La complexité des flux entre France et Allemagne et la position particulière de la bibliothèque, à leur carrefour, sont manifestées par certains titres. On trouve par exemple trois manuels concernant le français et publiés en milieu germanophone – que ce soit en allemand ou en français, à Vienne ou à Berlin26 – contre un seul titre français concernant l’allemand, et encore de façon indirecte27. L’attrait du français est ici confirmé. On trouve aussi des dictionnaires multilingues, le français et l’allemand étant associés au latin dans un recueil assez ancien28 et à l’anglais dans un dictionnaire de 180029, lequel témoigne de l’évolution sur la longue durée d’un phénomène culturel majeur : l’émancipation des lettres mais aussi des apprentissages en général par rapport au latin30. La « Respublica litteraria » n’est-elle pas devenue « République des lettres », « Gelehrtenrepublik » et « Republic of Learning »?31 Le fait que ces intermédiations linguistiques entre milieux germanophones et francophones soient finalement peu représentées confirme encore le bilinguisme du milieu où se situent les Hartig.
Une bibliothèque au carrefour : les langues dans le fonds des belles-lettres
Nous pouvons envisager le domaine des belles-lettres selon des catégories linguistiques, puisqu’il est le seul que le catalogue même du XVIIIe siècle32 répartisse par langues : si les romans sont rassemblés en un seul volume, la poésie et le théâtre sont classés à part selon s’ils sont allemands ou français.
Le roman un rayon français ? En nombre de volumes, les trois-quarts des romans sont en français et la fiction allemande n’en représente que 20%, le reste étant surtout dévolu à l’anglais. En nombre de titres, il est vrai que l’écart diminue. Le roman français est matérialisé dans des ouvrages de petite taille et d’épaisseur modeste, ce qui multiplie le nombre de volumes. Les Liaisons dangereuses33 sont éditées en quatre tomes. Les tomaisons multiples semblent aussi à la mode que les titres doubles (Louise ou La Chaumière dans les marais34, Les Sultanes de Guzarate, ou Les Songes des hommes éveillés, contes mongols35). Est-ce par recherche du gain de la part du libraire, ou par souci de discrétion pour le lecteur ? Le roman, le plus souvent, se met à la poche, comme celui involontairement emprunté par ce jeune lecteur en 1760 :
Je crains que l’on ne le croira pas et que vous ne pourrez pas imaginer que j’ai mis le livre en poche dans l’idée que c’étoit du chocolat. C’est pourtant exactement la vérité…36
Principaux domaines des Belles-lettres selon la langue
Nombre de vol. | Fiction | Théâtre | Poésie |
Allemand | 118 | 160 | 92 |
Anglais | 23 | 9 | 23 |
Français | 420 | 287 | 158 |
Italien | 5 | 107 | 34 |
Latin | 0 | 2 | 102 |
% du fonds | 27 | 26 | 20 |
La plupart des grands auteurs de romans ont été achetés non seulement sous la forme d’œuvres complètes, la renommée rendant l’achat indispensable pour une bibliothèque de cet ordre, mais aussi au fur et à mesure de leur publication, ou du moins, un ouvrage après l’autre, ce qui témoigne d’un intérêt suivi et non a posteriori. C’est le cas notamment avec Voltaire, puis avec Marmontel, Le Sage, Prévost d’Exiles, Rétif de la Bretonne, etc. Wieland sera aussi collectionné régulièrement. L’accès aux grands auteurs est donc direct et immédiat aussi bien du côté français qu’allemand.

§ CONSIGNE:
Dans le texte sur les langues de la bibliothèque, en combien de tomes sont éditées Les Liaisons dangereuses ? Appuyez-vous uniquement sur le texte.

§ DONNÉES FOURNIES:
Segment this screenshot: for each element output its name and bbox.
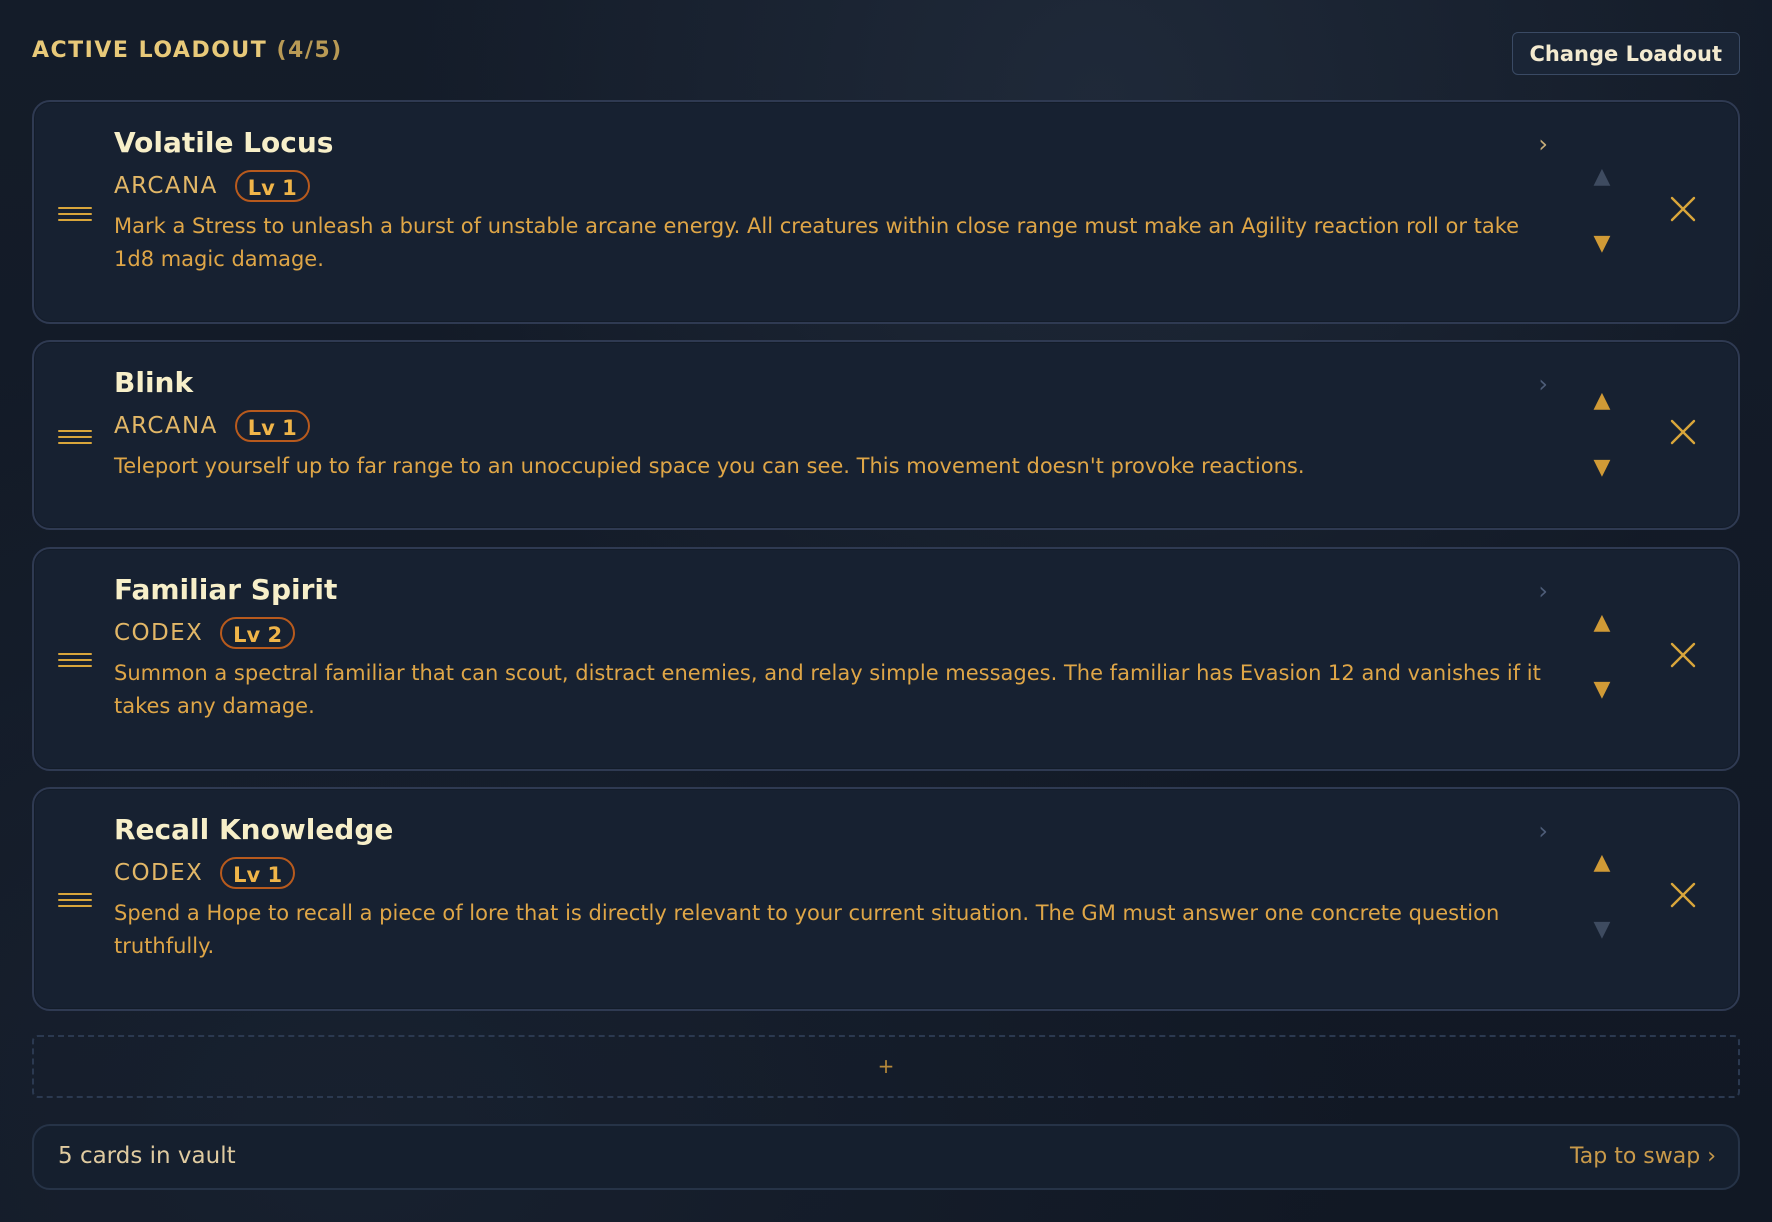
drag-handle-icon[interactable]: [58, 430, 92, 444]
loadout-title-label: ACTIVE LOADOUT: [32, 38, 268, 63]
card-meta: CODEX Lv 2: [114, 615, 1568, 651]
card-description: Mark a Stress to unleash a burst of unst…: [114, 214, 1520, 271]
card-domain: ARCANA: [114, 173, 218, 199]
chevron-right-icon[interactable]: ›: [1538, 577, 1548, 605]
loadout-title: ACTIVE LOADOUT (4/5): [32, 38, 343, 63]
move-down-icon[interactable]: ▼: [1590, 679, 1614, 701]
card-title: Blink: [114, 366, 194, 399]
card-content: Volatile Locus ARCANA Lv 1 Mark a Stress…: [114, 125, 1558, 276]
loadout-panel: ACTIVE LOADOUT (4/5) Change Loadout Vola…: [32, 0, 1740, 1190]
drag-handle-icon[interactable]: [58, 653, 92, 667]
drag-handle-icon[interactable]: [58, 207, 92, 221]
remove-card-icon[interactable]: [1668, 417, 1698, 447]
move-down-icon[interactable]: ▼: [1590, 233, 1614, 255]
chevron-right-icon[interactable]: ›: [1538, 130, 1548, 158]
loadout-card-blink[interactable]: Blink ARCANA Lv 1 Teleport yourself up t…: [32, 340, 1740, 530]
loadout-header: ACTIVE LOADOUT (4/5) Change Loadout: [32, 0, 1740, 106]
card-description: Teleport yourself up to far range to an …: [114, 454, 1305, 478]
card-domain: CODEX: [114, 620, 204, 646]
level-badge: Lv 1: [234, 170, 310, 202]
chevron-right-icon[interactable]: ›: [1538, 370, 1548, 398]
card-meta: ARCANA Lv 1: [114, 168, 1558, 204]
drag-handle-icon[interactable]: [58, 893, 92, 907]
card-meta: ARCANA Lv 1: [114, 408, 1558, 444]
card-content: Familiar Spirit CODEX Lv 2 Summon a spec…: [114, 572, 1568, 723]
loadout-card-volatile-locus[interactable]: Volatile Locus ARCANA Lv 1 Mark a Stress…: [32, 100, 1740, 324]
add-card-slot[interactable]: +: [32, 1035, 1740, 1098]
remove-card-icon[interactable]: [1668, 640, 1698, 670]
card-domain: CODEX: [114, 860, 204, 886]
remove-card-icon[interactable]: [1668, 194, 1698, 224]
move-down-icon[interactable]: ▼: [1590, 457, 1614, 479]
card-description: Summon a spectral familiar that can scou…: [114, 661, 1541, 718]
card-title: Recall Knowledge: [114, 813, 394, 846]
chevron-right-icon[interactable]: ›: [1538, 817, 1548, 845]
level-badge: Lv 1: [220, 857, 296, 889]
loadout-count: (4/5): [276, 38, 343, 63]
level-badge: Lv 1: [234, 410, 310, 442]
card-title: Volatile Locus: [114, 126, 334, 159]
vault-bar[interactable]: 5 cards in vault Tap to swap ›: [32, 1124, 1740, 1190]
card-description: Spend a Hope to recall a piece of lore t…: [114, 901, 1500, 958]
move-up-icon[interactable]: ▲: [1590, 852, 1614, 874]
card-content: Blink ARCANA Lv 1 Teleport yourself up t…: [114, 365, 1558, 483]
move-up-icon[interactable]: ▲: [1590, 612, 1614, 634]
vault-count: 5 cards in vault: [58, 1143, 236, 1169]
loadout-card-familiar-spirit[interactable]: Familiar Spirit CODEX Lv 2 Summon a spec…: [32, 547, 1740, 771]
card-title: Familiar Spirit: [114, 573, 338, 606]
card-meta: CODEX Lv 1: [114, 855, 1558, 891]
loadout-card-recall-knowledge[interactable]: Recall Knowledge CODEX Lv 1 Spend a Hope…: [32, 787, 1740, 1011]
card-domain: ARCANA: [114, 413, 218, 439]
level-badge: Lv 2: [220, 617, 296, 649]
tap-to-swap-link[interactable]: Tap to swap ›: [1570, 1144, 1716, 1169]
move-down-icon: ▼: [1593, 917, 1611, 942]
change-loadout-button[interactable]: Change Loadout: [1511, 32, 1740, 75]
remove-card-icon[interactable]: [1668, 880, 1698, 910]
card-content: Recall Knowledge CODEX Lv 1 Spend a Hope…: [114, 812, 1558, 963]
plus-icon: +: [877, 1054, 895, 1078]
move-up-icon[interactable]: ▲: [1590, 390, 1614, 412]
move-up-icon: ▲: [1593, 164, 1611, 189]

§ RÉPONSE ATTENDUE:
En quatre tomes.